> _Stored data_

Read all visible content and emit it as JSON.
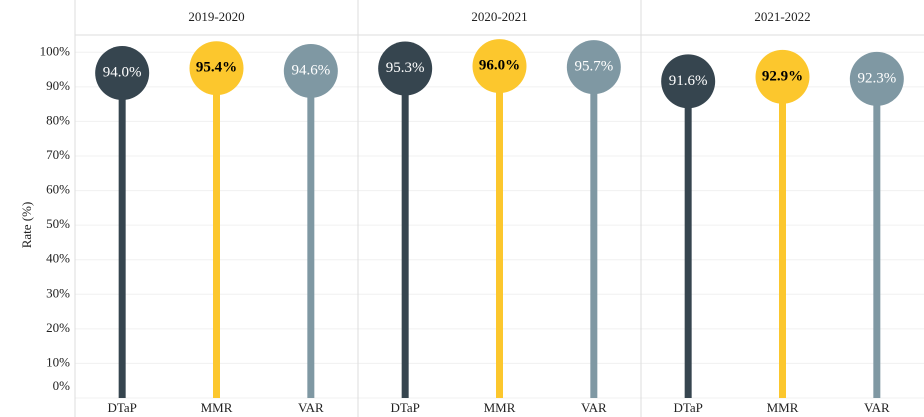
{
  "chart_data": {
    "type": "lollipop",
    "y_label": "Rate (%)",
    "categories": [
      "DTaP",
      "MMR",
      "VAR"
    ],
    "colors": [
      "#36454f",
      "#fcc72d",
      "#7f98a3"
    ],
    "label_colors": [
      "#ffffff",
      "#000000",
      "#ffffff"
    ],
    "panels": [
      {
        "title": "2019-2020",
        "values": [
          94.0,
          95.4,
          94.6
        ],
        "value_labels": [
          "94.0%",
          "95.4%",
          "94.6%"
        ]
      },
      {
        "title": "2020-2021",
        "values": [
          95.3,
          96.0,
          95.7
        ],
        "value_labels": [
          "95.3%",
          "96.0%",
          "95.7%"
        ]
      },
      {
        "title": "2021-2022",
        "values": [
          91.6,
          92.9,
          92.3
        ],
        "value_labels": [
          "91.6%",
          "92.9%",
          "92.3%"
        ]
      }
    ],
    "ylim": [
      0,
      105
    ],
    "yticks": [
      {
        "value": 0,
        "label": "0%"
      },
      {
        "value": 10,
        "label": "10%"
      },
      {
        "value": 20,
        "label": "20%"
      },
      {
        "value": 30,
        "label": "30%"
      },
      {
        "value": 40,
        "label": "40%"
      },
      {
        "value": 50,
        "label": "50%"
      },
      {
        "value": 60,
        "label": "60%"
      },
      {
        "value": 70,
        "label": "70%"
      },
      {
        "value": 80,
        "label": "80%"
      },
      {
        "value": 90,
        "label": "90%"
      },
      {
        "value": 100,
        "label": "100%"
      }
    ],
    "grid": true
  }
}
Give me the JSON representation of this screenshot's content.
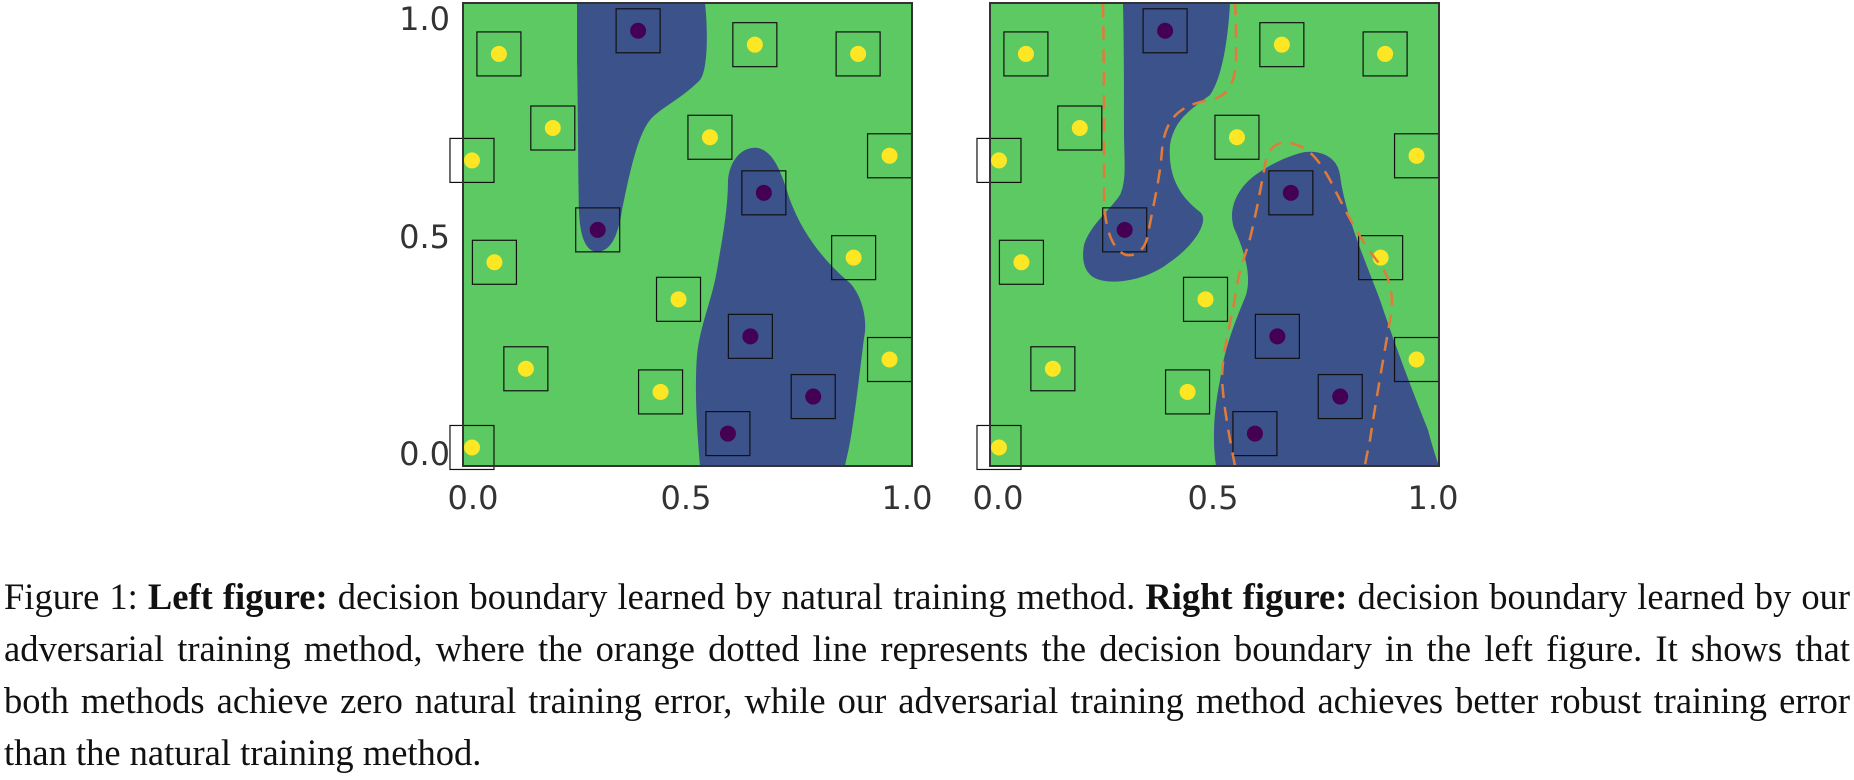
{
  "chart_data": [
    {
      "type": "scatter",
      "title": "",
      "xlabel": "",
      "ylabel": "",
      "xlim": [
        0,
        1
      ],
      "ylim": [
        0,
        1
      ],
      "xticks": [
        "0.0",
        "0.5",
        "1.0"
      ],
      "yticks": [
        "0.0",
        "0.5",
        "1.0"
      ],
      "grid": false,
      "colors": {
        "background_region": "#5dc963",
        "class_region": "#3b528b",
        "yellow_points": "#fde725",
        "purple_points": "#440154",
        "box": "#111111"
      },
      "series": [
        {
          "color": "yellow",
          "points": [
            [
              0.08,
              0.89
            ],
            [
              0.2,
              0.73
            ],
            [
              0.02,
              0.66
            ],
            [
              0.07,
              0.44
            ],
            [
              0.14,
              0.21
            ],
            [
              0.48,
              0.36
            ],
            [
              0.44,
              0.16
            ],
            [
              0.02,
              0.04
            ],
            [
              0.55,
              0.71
            ],
            [
              0.65,
              0.91
            ],
            [
              0.88,
              0.89
            ],
            [
              0.95,
              0.67
            ],
            [
              0.87,
              0.45
            ],
            [
              0.95,
              0.23
            ]
          ]
        },
        {
          "color": "purple",
          "points": [
            [
              0.39,
              0.94
            ],
            [
              0.3,
              0.51
            ],
            [
              0.67,
              0.59
            ],
            [
              0.64,
              0.28
            ],
            [
              0.78,
              0.15
            ],
            [
              0.59,
              0.07
            ]
          ]
        }
      ]
    },
    {
      "type": "scatter",
      "title": "",
      "xlabel": "",
      "ylabel": "",
      "xlim": [
        0,
        1
      ],
      "ylim": [
        0,
        1
      ],
      "xticks": [
        "0.0",
        "0.5",
        "1.0"
      ],
      "yticks": [],
      "grid": false,
      "colors": {
        "background_region": "#5dc963",
        "class_region": "#3b528b",
        "yellow_points": "#fde725",
        "purple_points": "#440154",
        "box": "#111111",
        "boundary_line": "#e07b39"
      },
      "series": [
        {
          "color": "yellow",
          "points": [
            [
              0.08,
              0.89
            ],
            [
              0.2,
              0.73
            ],
            [
              0.02,
              0.66
            ],
            [
              0.07,
              0.44
            ],
            [
              0.14,
              0.21
            ],
            [
              0.48,
              0.36
            ],
            [
              0.44,
              0.16
            ],
            [
              0.02,
              0.04
            ],
            [
              0.55,
              0.71
            ],
            [
              0.65,
              0.91
            ],
            [
              0.88,
              0.89
            ],
            [
              0.95,
              0.67
            ],
            [
              0.87,
              0.45
            ],
            [
              0.95,
              0.23
            ]
          ]
        },
        {
          "color": "purple",
          "points": [
            [
              0.39,
              0.94
            ],
            [
              0.3,
              0.51
            ],
            [
              0.67,
              0.59
            ],
            [
              0.64,
              0.28
            ],
            [
              0.78,
              0.15
            ],
            [
              0.59,
              0.07
            ]
          ]
        }
      ]
    }
  ],
  "caption": {
    "label": "Figure 1: ",
    "left_bold": "Left figure:",
    "left_text": " decision boundary learned by natural training method. ",
    "right_bold": "Right figure:",
    "right_text": " decision boundary learned by our adversarial training method, where the orange dotted line represents the decision boundary in the left figure. It shows that both methods achieve zero natural training error, while our adversarial training method achieves better robust training error than the natural training method."
  }
}
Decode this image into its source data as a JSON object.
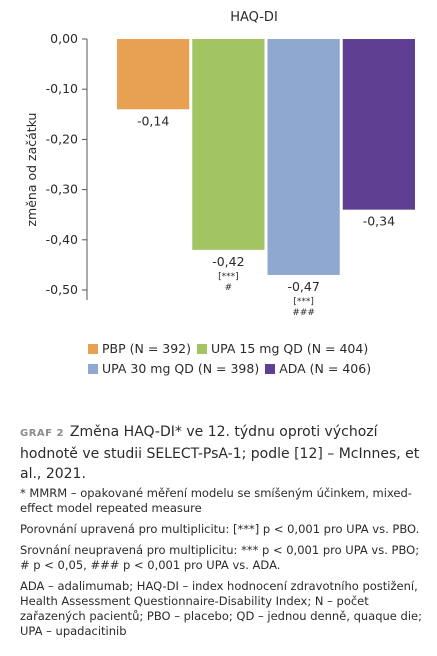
{
  "chart_data": {
    "type": "bar",
    "title": "HAQ-DI",
    "ylabel": "změna od začátku",
    "ylim": [
      -0.52,
      0.0
    ],
    "yticks": [
      "0,00",
      "-0,10",
      "-0,20",
      "-0,30",
      "-0,40",
      "-0,50"
    ],
    "ytick_values": [
      0.0,
      -0.1,
      -0.2,
      -0.3,
      -0.4,
      -0.5
    ],
    "grid": false,
    "categories": [
      "PBP (N = 392)",
      "UPA 15 mg QD (N = 404)",
      "UPA 30 mg QD (N = 398)",
      "ADA (N = 406)"
    ],
    "values": [
      -0.14,
      -0.42,
      -0.47,
      -0.34
    ],
    "value_labels": [
      "-0,14",
      "-0,42",
      "-0,47",
      "-0,34"
    ],
    "annotations": [
      [],
      [
        "[***]",
        "#"
      ],
      [
        "[***]",
        "###"
      ],
      []
    ],
    "colors": [
      "#e8a052",
      "#a3c463",
      "#8fa8cf",
      "#5e3f91"
    ],
    "legend_position": "bottom"
  },
  "caption": {
    "tag": "GRAF 2",
    "text": "Změna HAQ-DI* ve 12. týdnu oproti výchozí hodnotě ve studii SELECT-PsA-1; podle [12] – McInnes, et al., 2021."
  },
  "notes": {
    "mmrm": "* MMRM – opakované měření modelu se smíšeným účinkem, mixed-effect model repeated measure",
    "adjusted": "Porovnání upravená pro multiplicitu: [***] p < 0,001 pro UPA vs. PBO.",
    "unadjusted": "Srovnání neupravená pro multiplicitu: *** p < 0,001 pro UPA vs. PBO; # p < 0,05, ### p < 0,001 pro UPA vs. ADA.",
    "abbreviations": "ADA – adalimumab; HAQ-DI – index hodnocení zdravotního postižení, Health Assessment Questionnaire-Disability Index; N – počet zařazených pacientů; PBO – placebo; QD – jednou denně, quaque die; UPA – upadacitinib"
  }
}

> _Your task_
Reproduce the data above in full, exactly as it is, with the pictures left out.

> _Correct output_
Read all visible content and emit it as JSON.
{
  "chart_data": {
    "type": "lollipop",
    "y_label": "Rate (%)",
    "categories": [
      "DTaP",
      "MMR",
      "VAR"
    ],
    "colors": [
      "#36454f",
      "#fcc72d",
      "#7f98a3"
    ],
    "label_colors": [
      "#ffffff",
      "#000000",
      "#ffffff"
    ],
    "panels": [
      {
        "title": "2019-2020",
        "values": [
          94.0,
          95.4,
          94.6
        ],
        "value_labels": [
          "94.0%",
          "95.4%",
          "94.6%"
        ]
      },
      {
        "title": "2020-2021",
        "values": [
          95.3,
          96.0,
          95.7
        ],
        "value_labels": [
          "95.3%",
          "96.0%",
          "95.7%"
        ]
      },
      {
        "title": "2021-2022",
        "values": [
          91.6,
          92.9,
          92.3
        ],
        "value_labels": [
          "91.6%",
          "92.9%",
          "92.3%"
        ]
      }
    ],
    "ylim": [
      0,
      105
    ],
    "yticks": [
      {
        "value": 0,
        "label": "0%"
      },
      {
        "value": 10,
        "label": "10%"
      },
      {
        "value": 20,
        "label": "20%"
      },
      {
        "value": 30,
        "label": "30%"
      },
      {
        "value": 40,
        "label": "40%"
      },
      {
        "value": 50,
        "label": "50%"
      },
      {
        "value": 60,
        "label": "60%"
      },
      {
        "value": 70,
        "label": "70%"
      },
      {
        "value": 80,
        "label": "80%"
      },
      {
        "value": 90,
        "label": "90%"
      },
      {
        "value": 100,
        "label": "100%"
      }
    ],
    "grid": true
  }
}
Give me the JSON representation of this screenshot's content.
{
  "chart_data": [
    {
      "type": "scatter",
      "title": "",
      "xlabel": "",
      "ylabel": "",
      "xlim": [
        0,
        1
      ],
      "ylim": [
        0,
        1
      ],
      "xticks": [
        "0.0",
        "0.5",
        "1.0"
      ],
      "yticks": [
        "0.0",
        "0.5",
        "1.0"
      ],
      "grid": false,
      "colors": {
        "background_region": "#5dc963",
        "class_region": "#3b528b",
        "yellow_points": "#fde725",
        "purple_points": "#440154",
        "box": "#111111"
      },
      "series": [
        {
          "color": "yellow",
          "points": [
            [
              0.08,
              0.89
            ],
            [
              0.2,
              0.73
            ],
            [
              0.02,
              0.66
            ],
            [
              0.07,
              0.44
            ],
            [
              0.14,
              0.21
            ],
            [
              0.48,
              0.36
            ],
            [
              0.44,
              0.16
            ],
            [
              0.02,
              0.04
            ],
            [
              0.55,
              0.71
            ],
            [
              0.65,
              0.91
            ],
            [
              0.88,
              0.89
            ],
            [
              0.95,
              0.67
            ],
            [
              0.87,
              0.45
            ],
            [
              0.95,
              0.23
            ]
          ]
        },
        {
          "color": "purple",
          "points": [
            [
              0.39,
              0.94
            ],
            [
              0.3,
              0.51
            ],
            [
              0.67,
              0.59
            ],
            [
              0.64,
              0.28
            ],
            [
              0.78,
              0.15
            ],
            [
              0.59,
              0.07
            ]
          ]
        }
      ]
    },
    {
      "type": "scatter",
      "title": "",
      "xlabel": "",
      "ylabel": "",
      "xlim": [
        0,
        1
      ],
      "ylim": [
        0,
        1
      ],
      "xticks": [
        "0.0",
        "0.5",
        "1.0"
      ],
      "yticks": [],
      "grid": false,
      "colors": {
        "background_region": "#5dc963",
        "class_region": "#3b528b",
        "yellow_points": "#fde725",
        "purple_points": "#440154",
        "box": "#111111",
        "boundary_line": "#e07b39"
      },
      "series": [
        {
          "color": "yellow",
          "points": [
            [
              0.08,
              0.89
            ],
            [
              0.2,
              0.73
            ],
            [
              0.02,
              0.66
            ],
            [
              0.07,
              0.44
            ],
            [
              0.14,
              0.21
            ],
            [
              0.48,
              0.36
            ],
            [
              0.44,
              0.16
            ],
            [
              0.02,
              0.04
            ],
            [
              0.55,
              0.71
            ],
            [
              0.65,
              0.91
            ],
            [
              0.88,
              0.89
            ],
            [
              0.95,
              0.67
            ],
            [
              0.87,
              0.45
            ],
            [
              0.95,
              0.23
            ]
          ]
        },
        {
          "color": "purple",
          "points": [
            [
              0.39,
              0.94
            ],
            [
              0.3,
              0.51
            ],
            [
              0.67,
              0.59
            ],
            [
              0.64,
              0.28
            ],
            [
              0.78,
              0.15
            ],
            [
              0.59,
              0.07
            ]
          ]
        }
      ]
    }
  ],
  "caption": {
    "label": "Figure 1: ",
    "left_bold": "Left figure:",
    "left_text": " decision boundary learned by natural training method. ",
    "right_bold": "Right figure:",
    "right_text": " decision boundary learned by our adversarial training method, where the orange dotted line represents the decision boundary in the left figure. It shows that both methods achieve zero natural training error, while our adversarial training method achieves better robust training error than the natural training method."
  }
}
Decode this image into its source data as a JSON object.
{
  "chart_data": {
    "type": "bar",
    "title": "HAQ-DI",
    "ylabel": "změna od začátku",
    "ylim": [
      -0.52,
      0.0
    ],
    "yticks": [
      "0,00",
      "-0,10",
      "-0,20",
      "-0,30",
      "-0,40",
      "-0,50"
    ],
    "ytick_values": [
      0.0,
      -0.1,
      -0.2,
      -0.3,
      -0.4,
      -0.5
    ],
    "grid": false,
    "categories": [
      "PBP (N = 392)",
      "UPA 15 mg QD (N = 404)",
      "UPA 30 mg QD (N = 398)",
      "ADA (N = 406)"
    ],
    "values": [
      -0.14,
      -0.42,
      -0.47,
      -0.34
    ],
    "value_labels": [
      "-0,14",
      "-0,42",
      "-0,47",
      "-0,34"
    ],
    "annotations": [
      [],
      [
        "[***]",
        "#"
      ],
      [
        "[***]",
        "###"
      ],
      []
    ],
    "colors": [
      "#e8a052",
      "#a3c463",
      "#8fa8cf",
      "#5e3f91"
    ],
    "legend_position": "bottom"
  },
  "caption": {
    "tag": "GRAF 2",
    "text": "Změna HAQ-DI* ve 12. týdnu oproti výchozí hodnotě ve studii SELECT-PsA-1; podle [12] – McInnes, et al., 2021."
  },
  "notes": {
    "mmrm": "* MMRM – opakované měření modelu se smíšeným účinkem, mixed-effect model repeated measure",
    "adjusted": "Porovnání upravená pro multiplicitu: [***] p < 0,001 pro UPA vs. PBO.",
    "unadjusted": "Srovnání neupravená pro multiplicitu: *** p < 0,001 pro UPA vs. PBO; # p < 0,05, ### p < 0,001 pro UPA vs. ADA.",
    "abbreviations": "ADA – adalimumab; HAQ-DI – index hodnocení zdravotního postižení, Health Assessment Questionnaire-Disability Index; N – počet zařazených pacientů; PBO – placebo; QD – jednou denně, quaque die; UPA – upadacitinib"
  }
}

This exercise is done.